**PROMPT:**
Filter these entries so that only lines with the word "районе" remain.

**EXTRACTED INFORMATION:**

====================

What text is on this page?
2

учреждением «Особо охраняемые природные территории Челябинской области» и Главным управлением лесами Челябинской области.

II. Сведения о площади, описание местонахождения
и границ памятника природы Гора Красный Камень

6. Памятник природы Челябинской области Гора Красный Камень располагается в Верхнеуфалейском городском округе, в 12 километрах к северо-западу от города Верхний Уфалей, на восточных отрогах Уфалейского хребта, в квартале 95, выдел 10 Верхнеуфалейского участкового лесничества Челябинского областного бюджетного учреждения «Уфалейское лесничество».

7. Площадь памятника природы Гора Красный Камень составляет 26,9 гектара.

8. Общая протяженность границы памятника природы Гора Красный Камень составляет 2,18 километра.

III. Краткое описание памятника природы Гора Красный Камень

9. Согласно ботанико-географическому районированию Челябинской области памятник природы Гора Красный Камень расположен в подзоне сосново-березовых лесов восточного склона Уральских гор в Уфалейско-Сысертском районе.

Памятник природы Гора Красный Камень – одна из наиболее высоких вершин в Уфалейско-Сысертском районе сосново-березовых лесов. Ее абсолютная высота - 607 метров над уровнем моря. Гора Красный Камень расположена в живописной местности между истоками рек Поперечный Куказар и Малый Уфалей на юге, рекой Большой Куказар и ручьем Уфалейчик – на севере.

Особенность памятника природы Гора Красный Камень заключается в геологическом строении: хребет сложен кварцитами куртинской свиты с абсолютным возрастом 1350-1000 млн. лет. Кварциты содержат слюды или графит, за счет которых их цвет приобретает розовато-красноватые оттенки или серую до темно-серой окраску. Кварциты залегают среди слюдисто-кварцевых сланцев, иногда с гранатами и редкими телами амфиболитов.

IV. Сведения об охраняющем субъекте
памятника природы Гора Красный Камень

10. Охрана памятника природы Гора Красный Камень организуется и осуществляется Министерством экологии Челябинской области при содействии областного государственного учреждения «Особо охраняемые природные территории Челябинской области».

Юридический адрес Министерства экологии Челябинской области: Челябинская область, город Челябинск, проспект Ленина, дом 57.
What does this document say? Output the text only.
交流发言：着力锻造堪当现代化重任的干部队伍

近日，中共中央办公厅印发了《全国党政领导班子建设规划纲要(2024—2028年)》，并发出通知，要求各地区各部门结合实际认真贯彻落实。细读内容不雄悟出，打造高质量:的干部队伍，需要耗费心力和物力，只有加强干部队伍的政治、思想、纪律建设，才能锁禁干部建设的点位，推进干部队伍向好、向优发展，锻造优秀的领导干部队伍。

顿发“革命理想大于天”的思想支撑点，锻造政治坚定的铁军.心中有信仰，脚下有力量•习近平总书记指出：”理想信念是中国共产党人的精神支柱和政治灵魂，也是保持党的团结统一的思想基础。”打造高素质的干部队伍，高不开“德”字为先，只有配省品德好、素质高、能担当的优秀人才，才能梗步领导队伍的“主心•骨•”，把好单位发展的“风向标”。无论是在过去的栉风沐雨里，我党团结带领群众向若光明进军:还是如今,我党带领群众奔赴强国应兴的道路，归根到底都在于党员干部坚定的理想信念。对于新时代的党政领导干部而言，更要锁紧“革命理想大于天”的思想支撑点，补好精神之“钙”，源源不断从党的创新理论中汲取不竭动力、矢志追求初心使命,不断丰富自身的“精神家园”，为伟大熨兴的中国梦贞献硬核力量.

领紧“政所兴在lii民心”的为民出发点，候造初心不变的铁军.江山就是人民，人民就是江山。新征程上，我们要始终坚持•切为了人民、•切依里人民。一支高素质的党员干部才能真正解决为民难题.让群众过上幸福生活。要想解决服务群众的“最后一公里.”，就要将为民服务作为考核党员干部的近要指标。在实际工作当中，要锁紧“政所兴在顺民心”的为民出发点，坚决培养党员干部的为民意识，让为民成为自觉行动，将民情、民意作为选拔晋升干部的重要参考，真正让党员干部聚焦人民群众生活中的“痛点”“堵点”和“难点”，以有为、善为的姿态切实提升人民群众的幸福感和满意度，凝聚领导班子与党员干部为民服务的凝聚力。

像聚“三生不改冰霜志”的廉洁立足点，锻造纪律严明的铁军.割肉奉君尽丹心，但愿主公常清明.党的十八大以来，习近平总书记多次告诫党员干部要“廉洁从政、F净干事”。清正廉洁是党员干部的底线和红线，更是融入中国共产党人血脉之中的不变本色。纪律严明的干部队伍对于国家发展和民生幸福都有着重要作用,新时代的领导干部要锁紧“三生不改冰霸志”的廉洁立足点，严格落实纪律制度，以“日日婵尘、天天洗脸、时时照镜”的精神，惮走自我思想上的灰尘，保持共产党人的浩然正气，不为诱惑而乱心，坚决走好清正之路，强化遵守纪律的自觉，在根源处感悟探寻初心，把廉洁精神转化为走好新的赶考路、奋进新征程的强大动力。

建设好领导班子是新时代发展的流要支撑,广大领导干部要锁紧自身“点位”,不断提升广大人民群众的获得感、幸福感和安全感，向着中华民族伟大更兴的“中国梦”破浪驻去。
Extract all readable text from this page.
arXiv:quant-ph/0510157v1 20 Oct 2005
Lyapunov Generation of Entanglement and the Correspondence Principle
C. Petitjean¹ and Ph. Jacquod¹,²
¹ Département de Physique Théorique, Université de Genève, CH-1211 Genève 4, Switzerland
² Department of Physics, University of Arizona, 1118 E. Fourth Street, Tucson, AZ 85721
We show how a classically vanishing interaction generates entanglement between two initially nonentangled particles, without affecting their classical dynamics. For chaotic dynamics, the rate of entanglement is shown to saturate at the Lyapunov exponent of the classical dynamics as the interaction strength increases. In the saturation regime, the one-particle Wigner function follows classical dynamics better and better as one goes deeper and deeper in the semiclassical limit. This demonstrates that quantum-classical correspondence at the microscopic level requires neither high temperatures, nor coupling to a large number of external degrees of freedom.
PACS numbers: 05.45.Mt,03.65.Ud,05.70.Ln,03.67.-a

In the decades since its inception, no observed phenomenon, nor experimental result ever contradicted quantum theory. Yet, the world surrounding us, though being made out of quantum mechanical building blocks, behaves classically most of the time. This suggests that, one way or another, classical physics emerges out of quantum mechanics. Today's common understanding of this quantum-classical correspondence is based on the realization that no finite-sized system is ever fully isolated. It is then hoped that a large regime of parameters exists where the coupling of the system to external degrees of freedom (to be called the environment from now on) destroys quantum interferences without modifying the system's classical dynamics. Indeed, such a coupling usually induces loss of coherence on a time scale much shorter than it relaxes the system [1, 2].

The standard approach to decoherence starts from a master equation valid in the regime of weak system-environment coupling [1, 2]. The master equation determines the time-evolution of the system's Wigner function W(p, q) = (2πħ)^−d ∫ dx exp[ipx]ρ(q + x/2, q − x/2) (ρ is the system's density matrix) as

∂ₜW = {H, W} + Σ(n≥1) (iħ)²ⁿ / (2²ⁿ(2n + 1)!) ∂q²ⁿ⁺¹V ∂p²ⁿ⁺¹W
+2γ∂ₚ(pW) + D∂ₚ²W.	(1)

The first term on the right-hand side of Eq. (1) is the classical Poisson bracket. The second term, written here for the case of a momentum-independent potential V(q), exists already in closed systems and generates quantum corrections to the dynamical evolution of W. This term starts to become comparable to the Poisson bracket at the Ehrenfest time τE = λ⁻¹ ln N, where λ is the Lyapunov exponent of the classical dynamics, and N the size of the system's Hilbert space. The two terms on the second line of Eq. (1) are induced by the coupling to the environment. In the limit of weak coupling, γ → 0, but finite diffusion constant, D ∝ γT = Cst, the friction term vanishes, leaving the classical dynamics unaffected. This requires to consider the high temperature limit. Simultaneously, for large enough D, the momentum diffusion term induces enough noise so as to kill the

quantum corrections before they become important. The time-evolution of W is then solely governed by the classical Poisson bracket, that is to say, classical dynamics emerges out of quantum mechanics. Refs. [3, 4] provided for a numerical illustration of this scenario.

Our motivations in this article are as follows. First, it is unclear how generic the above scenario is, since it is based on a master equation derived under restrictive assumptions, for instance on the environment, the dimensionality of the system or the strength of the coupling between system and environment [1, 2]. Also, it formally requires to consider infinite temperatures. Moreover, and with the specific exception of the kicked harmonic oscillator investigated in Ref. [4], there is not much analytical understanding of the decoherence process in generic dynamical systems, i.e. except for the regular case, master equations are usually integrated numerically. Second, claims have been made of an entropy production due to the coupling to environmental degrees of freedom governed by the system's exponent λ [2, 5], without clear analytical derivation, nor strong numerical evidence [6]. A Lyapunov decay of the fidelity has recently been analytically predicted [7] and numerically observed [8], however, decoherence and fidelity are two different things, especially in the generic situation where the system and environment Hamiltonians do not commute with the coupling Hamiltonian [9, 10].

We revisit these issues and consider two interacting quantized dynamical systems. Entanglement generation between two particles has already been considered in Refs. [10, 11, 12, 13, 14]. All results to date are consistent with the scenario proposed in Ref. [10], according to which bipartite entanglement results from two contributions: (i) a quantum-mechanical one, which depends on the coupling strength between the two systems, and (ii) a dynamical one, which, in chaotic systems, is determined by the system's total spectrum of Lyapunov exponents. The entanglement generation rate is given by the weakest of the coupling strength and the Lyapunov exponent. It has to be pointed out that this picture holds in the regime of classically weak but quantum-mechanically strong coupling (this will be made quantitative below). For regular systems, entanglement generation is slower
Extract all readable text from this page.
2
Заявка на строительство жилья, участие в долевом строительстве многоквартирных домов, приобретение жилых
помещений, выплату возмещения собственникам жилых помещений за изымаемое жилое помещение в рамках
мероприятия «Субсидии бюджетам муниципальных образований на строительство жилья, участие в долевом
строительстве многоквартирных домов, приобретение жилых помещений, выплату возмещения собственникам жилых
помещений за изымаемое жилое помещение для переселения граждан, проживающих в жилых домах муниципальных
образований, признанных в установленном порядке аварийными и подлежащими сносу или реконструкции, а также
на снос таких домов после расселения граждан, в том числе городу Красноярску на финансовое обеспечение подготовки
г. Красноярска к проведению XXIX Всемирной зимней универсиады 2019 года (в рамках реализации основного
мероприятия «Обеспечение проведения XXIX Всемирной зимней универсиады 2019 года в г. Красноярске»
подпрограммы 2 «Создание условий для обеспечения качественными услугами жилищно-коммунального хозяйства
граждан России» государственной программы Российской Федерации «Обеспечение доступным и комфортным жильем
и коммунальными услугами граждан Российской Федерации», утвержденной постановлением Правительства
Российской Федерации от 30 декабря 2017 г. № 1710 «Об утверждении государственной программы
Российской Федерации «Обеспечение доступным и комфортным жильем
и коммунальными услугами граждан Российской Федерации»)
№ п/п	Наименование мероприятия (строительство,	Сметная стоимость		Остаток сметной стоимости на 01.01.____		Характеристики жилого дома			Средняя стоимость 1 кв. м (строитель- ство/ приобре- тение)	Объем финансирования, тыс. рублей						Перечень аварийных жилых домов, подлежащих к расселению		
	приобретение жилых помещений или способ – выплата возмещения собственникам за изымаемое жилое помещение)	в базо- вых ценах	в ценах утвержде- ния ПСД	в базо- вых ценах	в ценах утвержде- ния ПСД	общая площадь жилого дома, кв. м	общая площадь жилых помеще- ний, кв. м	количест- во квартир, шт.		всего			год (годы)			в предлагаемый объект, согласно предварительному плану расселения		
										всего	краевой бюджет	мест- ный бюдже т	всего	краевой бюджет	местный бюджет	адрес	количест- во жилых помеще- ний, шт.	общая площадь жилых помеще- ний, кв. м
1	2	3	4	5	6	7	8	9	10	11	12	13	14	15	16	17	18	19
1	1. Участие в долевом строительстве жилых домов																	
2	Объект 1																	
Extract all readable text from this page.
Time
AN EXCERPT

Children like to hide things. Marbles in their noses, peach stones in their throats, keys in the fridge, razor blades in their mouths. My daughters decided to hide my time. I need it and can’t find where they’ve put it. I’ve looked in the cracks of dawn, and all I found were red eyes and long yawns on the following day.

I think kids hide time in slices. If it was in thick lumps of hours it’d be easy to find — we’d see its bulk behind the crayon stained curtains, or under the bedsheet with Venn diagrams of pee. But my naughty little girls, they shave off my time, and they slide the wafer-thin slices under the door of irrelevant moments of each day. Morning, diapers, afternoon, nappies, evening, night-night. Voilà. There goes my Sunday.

====================

**EXERCISE OUTPUT:**
9. Согласно ботанико-географическому районированию Челябинской области памятник природы Гора Красный Камень расположен в подзоне сосново-березовых лесов восточного склона Уральских гор в Уфалейско-Сысертском районе.
Памятник природы Гора Красный Камень – одна из наиболее высоких вершин в Уфалейско-Сысертском районе сосново-березовых лесов. Ее абсолютная высота - 607 метров над уровнем моря. Гора Красный Камень расположена в живописной местности между истоками рек Поперечный Куказар и Малый Уфалей на юге, рекой Большой Куказар и ручьем Уфалейчик – на севере.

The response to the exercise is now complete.